SELECTED PASSAGE:
Of note- you gotta pay cash for your High Lifes. No credit cards. And it seems that you always forget this fact until it comes time to pay. Chase bank is not too far, but it’s dark as hell over there. No drive-thru, junior, so remember your cash.

Where next?


Green Dot Stables. Get a High Life in a leather bucket seat. Watch horse racing and get a cheap steak. Or come Friday night for karaoke. It’s the full-on smash. Especially if you’ve just blown in from D’Mongo’s. Then the mic awaits you. Christina will learn your face and drink preference quickly, so once you come in a couple times you get a High Life delivered to you with a kiss in the middle of the crowded bar. And don’t worry, you can carry your High Life with you like a p.f.d to the mic and sing away. This is new. It used to be a crazy lady there with her husband who ran O.C.D. karaoke. No drinks at the mic. No walking beyond the monitors with the mic. Wait till she sings her sappy songs before you get to sing. Get scowled at constantly before, during and after you sing just for being there. But now it’s a dude with LaserDiscs and the hairstyle to match and an understanding of how to draw the best performances out of local singers. He wouldn’t quit at 2. It wouldn’t make sense.


Go back and get a High Life during the day there with cops and secretaries or get into a game of gin with the five or six regulars who play during the week. I haven’t tried yet, but that doesn’t mean I won’t.

DIRECTIVE: Return, character for character, the part of the bar write-up above that opens with the words "Go back and" and closes with "mean I won’t.".

ENTRIES SUPPLIED:
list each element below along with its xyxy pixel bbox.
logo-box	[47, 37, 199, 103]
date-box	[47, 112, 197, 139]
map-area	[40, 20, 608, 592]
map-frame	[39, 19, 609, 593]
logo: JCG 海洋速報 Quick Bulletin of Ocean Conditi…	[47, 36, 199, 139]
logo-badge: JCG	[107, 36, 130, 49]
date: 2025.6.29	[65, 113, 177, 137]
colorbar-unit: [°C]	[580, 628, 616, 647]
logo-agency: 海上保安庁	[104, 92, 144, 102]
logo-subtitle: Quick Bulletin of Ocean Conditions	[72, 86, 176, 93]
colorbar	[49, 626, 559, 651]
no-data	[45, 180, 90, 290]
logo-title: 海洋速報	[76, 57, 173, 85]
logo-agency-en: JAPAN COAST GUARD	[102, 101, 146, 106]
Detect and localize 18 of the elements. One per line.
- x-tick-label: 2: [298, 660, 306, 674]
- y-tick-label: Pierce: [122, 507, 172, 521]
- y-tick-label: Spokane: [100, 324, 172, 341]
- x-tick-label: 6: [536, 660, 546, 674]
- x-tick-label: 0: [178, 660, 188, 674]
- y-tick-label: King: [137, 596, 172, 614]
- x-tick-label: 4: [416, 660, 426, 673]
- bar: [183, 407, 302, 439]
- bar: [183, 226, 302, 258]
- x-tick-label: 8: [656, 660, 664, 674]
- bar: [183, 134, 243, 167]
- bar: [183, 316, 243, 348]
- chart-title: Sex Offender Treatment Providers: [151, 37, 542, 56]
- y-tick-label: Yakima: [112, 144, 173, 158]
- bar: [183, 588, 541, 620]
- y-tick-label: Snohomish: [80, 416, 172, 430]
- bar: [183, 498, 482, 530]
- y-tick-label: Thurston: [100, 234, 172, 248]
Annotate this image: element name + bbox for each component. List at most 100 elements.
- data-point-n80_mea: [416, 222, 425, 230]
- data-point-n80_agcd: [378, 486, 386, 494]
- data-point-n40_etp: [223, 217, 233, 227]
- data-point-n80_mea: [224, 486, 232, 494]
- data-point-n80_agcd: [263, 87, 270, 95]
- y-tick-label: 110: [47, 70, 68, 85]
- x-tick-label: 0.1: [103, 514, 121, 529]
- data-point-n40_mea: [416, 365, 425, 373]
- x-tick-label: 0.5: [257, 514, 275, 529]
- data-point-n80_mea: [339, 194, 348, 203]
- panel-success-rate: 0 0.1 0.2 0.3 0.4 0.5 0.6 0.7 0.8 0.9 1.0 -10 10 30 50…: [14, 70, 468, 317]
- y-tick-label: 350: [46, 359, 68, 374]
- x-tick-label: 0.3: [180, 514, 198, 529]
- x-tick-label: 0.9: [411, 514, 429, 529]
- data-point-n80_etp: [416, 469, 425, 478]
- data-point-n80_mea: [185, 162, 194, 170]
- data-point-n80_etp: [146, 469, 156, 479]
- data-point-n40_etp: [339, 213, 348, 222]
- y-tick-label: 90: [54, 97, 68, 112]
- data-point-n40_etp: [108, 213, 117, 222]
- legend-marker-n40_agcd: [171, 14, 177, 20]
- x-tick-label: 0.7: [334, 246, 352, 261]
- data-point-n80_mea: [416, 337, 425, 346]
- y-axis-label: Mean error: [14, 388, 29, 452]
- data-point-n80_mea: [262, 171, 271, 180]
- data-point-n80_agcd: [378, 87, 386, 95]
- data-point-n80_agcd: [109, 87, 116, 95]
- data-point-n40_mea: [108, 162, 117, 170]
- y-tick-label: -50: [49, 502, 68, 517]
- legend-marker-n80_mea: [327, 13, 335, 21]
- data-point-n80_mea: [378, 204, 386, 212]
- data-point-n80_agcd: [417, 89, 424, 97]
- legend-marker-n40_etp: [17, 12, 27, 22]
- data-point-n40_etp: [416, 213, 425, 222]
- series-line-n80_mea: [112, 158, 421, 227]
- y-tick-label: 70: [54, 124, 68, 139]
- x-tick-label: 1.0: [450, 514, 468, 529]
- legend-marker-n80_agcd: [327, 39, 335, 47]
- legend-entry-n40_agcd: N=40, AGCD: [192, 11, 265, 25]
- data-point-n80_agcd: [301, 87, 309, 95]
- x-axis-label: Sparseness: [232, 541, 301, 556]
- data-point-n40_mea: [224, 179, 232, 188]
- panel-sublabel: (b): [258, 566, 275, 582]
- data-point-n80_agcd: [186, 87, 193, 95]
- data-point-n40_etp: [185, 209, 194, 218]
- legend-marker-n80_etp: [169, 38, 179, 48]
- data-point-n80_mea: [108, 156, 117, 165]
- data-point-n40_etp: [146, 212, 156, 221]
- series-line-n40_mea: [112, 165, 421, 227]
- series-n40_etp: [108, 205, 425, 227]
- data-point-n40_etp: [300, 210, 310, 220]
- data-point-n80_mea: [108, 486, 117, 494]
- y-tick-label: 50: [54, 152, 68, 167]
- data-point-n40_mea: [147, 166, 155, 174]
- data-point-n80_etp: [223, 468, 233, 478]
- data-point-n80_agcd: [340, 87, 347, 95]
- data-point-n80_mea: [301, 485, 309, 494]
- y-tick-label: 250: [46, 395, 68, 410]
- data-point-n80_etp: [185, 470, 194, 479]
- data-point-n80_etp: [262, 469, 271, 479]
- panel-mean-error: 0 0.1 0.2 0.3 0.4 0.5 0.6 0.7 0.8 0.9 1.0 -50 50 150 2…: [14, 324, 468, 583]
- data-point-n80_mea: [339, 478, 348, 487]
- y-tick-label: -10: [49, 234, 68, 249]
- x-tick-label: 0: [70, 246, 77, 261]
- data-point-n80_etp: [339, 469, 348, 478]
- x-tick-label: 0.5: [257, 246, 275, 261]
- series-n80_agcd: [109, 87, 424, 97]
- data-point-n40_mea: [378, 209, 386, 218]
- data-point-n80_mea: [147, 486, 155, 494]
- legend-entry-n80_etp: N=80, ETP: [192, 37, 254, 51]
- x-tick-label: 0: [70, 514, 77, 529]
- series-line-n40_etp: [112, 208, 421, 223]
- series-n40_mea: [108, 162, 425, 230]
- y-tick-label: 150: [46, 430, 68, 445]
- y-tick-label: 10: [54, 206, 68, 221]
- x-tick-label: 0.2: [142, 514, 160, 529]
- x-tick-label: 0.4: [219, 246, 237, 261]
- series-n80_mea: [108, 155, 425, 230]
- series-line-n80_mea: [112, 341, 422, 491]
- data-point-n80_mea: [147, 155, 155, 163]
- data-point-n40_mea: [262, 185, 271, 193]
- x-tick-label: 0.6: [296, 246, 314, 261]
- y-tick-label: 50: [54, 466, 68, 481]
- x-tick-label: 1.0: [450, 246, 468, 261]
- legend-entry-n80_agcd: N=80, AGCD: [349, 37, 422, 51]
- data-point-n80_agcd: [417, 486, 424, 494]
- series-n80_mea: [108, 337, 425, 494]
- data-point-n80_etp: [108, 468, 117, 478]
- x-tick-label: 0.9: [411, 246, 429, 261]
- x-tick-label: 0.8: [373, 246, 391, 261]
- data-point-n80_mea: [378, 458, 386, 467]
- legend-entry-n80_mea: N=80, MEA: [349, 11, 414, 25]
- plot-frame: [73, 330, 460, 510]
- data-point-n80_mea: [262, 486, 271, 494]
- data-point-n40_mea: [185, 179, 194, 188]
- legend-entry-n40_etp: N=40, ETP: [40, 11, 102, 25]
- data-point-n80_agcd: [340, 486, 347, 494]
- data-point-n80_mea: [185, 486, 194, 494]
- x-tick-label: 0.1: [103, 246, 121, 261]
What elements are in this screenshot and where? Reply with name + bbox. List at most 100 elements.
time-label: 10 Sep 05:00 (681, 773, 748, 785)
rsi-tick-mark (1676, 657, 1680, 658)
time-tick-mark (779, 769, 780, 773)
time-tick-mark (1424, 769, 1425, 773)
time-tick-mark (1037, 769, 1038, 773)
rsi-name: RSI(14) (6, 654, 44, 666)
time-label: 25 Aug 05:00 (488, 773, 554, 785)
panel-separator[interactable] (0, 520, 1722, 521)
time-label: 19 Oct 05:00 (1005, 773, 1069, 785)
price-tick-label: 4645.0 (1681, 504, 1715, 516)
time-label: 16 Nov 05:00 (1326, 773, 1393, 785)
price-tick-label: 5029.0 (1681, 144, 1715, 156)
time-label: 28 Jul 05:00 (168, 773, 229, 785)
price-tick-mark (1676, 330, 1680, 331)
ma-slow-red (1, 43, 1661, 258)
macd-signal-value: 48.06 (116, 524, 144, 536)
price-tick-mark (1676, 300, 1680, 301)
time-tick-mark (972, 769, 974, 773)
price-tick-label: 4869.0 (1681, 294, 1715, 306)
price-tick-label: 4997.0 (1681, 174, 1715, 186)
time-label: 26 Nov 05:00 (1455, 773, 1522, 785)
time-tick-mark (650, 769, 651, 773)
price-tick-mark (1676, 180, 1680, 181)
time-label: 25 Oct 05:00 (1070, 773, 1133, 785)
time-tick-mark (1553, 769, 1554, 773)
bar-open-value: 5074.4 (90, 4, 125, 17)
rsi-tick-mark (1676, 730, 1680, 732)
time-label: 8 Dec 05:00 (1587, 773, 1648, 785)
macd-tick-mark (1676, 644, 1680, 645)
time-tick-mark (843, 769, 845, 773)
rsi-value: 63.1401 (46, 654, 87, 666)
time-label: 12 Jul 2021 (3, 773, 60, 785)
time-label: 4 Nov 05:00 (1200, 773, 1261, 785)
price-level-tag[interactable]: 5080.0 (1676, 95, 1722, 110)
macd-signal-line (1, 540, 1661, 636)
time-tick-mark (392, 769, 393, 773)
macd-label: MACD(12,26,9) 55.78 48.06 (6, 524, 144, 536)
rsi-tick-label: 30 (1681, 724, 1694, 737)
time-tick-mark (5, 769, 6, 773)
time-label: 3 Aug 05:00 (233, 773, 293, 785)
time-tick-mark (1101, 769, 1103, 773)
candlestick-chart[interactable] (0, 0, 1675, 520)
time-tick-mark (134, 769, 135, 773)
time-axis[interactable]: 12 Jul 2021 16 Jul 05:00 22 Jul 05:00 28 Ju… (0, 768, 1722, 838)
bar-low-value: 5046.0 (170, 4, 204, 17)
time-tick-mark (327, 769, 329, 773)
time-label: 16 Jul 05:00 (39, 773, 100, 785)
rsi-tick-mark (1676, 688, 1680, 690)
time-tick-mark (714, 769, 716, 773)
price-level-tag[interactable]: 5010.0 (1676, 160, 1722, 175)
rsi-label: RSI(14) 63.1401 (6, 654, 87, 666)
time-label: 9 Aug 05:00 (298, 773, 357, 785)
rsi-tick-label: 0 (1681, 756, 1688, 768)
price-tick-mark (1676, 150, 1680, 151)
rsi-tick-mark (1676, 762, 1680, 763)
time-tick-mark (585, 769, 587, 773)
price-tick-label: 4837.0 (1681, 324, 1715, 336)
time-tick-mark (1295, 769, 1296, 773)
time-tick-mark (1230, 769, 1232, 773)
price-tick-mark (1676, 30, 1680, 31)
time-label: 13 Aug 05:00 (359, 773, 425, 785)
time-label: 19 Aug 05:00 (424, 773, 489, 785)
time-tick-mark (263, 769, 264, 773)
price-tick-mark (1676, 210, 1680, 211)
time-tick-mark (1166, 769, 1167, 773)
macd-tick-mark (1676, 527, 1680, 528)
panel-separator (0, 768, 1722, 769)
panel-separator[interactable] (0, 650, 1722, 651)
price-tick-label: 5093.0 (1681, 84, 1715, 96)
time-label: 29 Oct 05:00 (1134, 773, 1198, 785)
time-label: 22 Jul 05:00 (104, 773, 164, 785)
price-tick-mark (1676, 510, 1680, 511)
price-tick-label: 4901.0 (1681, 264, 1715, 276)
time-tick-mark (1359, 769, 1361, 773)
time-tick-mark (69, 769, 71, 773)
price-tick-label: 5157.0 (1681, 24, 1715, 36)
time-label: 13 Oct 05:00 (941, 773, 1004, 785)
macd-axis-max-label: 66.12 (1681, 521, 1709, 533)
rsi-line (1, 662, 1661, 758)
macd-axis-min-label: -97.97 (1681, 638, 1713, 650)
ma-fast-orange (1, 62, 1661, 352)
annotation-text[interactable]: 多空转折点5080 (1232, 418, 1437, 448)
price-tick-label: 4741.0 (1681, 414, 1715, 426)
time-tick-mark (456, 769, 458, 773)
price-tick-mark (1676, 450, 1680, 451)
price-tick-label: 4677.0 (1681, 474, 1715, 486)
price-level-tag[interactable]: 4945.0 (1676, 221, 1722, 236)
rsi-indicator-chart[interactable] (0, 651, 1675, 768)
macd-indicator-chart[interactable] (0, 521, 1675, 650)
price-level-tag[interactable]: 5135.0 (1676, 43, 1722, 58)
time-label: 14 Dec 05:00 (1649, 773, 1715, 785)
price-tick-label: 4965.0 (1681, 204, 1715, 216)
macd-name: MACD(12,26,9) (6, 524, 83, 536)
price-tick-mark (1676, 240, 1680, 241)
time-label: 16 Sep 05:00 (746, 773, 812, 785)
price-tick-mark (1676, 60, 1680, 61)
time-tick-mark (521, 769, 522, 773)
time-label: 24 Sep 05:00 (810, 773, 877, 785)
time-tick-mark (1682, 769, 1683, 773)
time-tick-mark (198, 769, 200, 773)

ANSWER TO THIS PROBLEM:
Go back and get a High Life during the day there with cops and secretaries or get into a game of gin with the five or six regulars who play during the week. I haven’t tried yet, but that doesn’t mean I won’t.